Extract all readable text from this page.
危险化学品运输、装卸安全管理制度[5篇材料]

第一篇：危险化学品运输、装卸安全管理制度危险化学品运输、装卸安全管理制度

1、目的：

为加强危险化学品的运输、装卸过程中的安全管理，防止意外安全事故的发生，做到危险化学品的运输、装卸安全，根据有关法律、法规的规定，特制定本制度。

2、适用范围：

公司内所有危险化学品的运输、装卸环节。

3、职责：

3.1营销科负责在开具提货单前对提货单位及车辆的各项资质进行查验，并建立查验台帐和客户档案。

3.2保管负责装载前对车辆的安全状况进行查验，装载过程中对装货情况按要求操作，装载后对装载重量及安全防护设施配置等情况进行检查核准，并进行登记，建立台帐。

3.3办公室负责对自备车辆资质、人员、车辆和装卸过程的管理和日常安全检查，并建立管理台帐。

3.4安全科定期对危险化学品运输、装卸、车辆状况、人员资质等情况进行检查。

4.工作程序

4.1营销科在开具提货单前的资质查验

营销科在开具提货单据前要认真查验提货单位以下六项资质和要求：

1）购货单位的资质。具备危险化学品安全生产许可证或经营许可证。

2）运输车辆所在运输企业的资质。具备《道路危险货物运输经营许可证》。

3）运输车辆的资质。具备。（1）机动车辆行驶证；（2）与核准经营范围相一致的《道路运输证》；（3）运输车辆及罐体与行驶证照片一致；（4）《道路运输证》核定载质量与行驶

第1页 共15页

**What this task involves**
Output each entry precisely as given.

**Final result**
Extract all readable text from this page.
危险化学品运输、装卸安全管理制度[5篇材料]

第一篇：危险化学品运输、装卸安全管理制度危险化学品运输、装卸安全管理制度

1、目的：

为加强危险化学品的运输、装卸过程中的安全管理，防止意外安全事故的发生，做到危险化学品的运输、装卸安全，根据有关法律、法规的规定，特制定本制度。

2、适用范围：

公司内所有危险化学品的运输、装卸环节。

3、职责：

3.1营销科负责在开具提货单前对提货单位及车辆的各项资质进行查验，并建立查验台帐和客户档案。

3.2保管负责装载前对车辆的安全状况进行查验，装载过程中对装货情况按要求操作，装载后对装载重量及安全防护设施配置等情况进行检查核准，并进行登记，建立台帐。

3.3办公室负责对自备车辆资质、人员、车辆和装卸过程的管理和日常安全检查，并建立管理台帐。

3.4安全科定期对危险化学品运输、装卸、车辆状况、人员资质等情况进行检查。

4.工作程序

4.1营销科在开具提货单前的资质查验

营销科在开具提货单据前要认真查验提货单位以下六项资质和要求：

1）购货单位的资质。具备危险化学品安全生产许可证或经营许可证。

2）运输车辆所在运输企业的资质。具备《道路危险货物运输经营许可证》。

3）运输车辆的资质。具备。（1）机动车辆行驶证；（2）与核准经营范围相一致的《道路运输证》；（3）运输车辆及罐体与行驶证照片一致；（4）《道路运输证》核定载质量与行驶

第1页 共15页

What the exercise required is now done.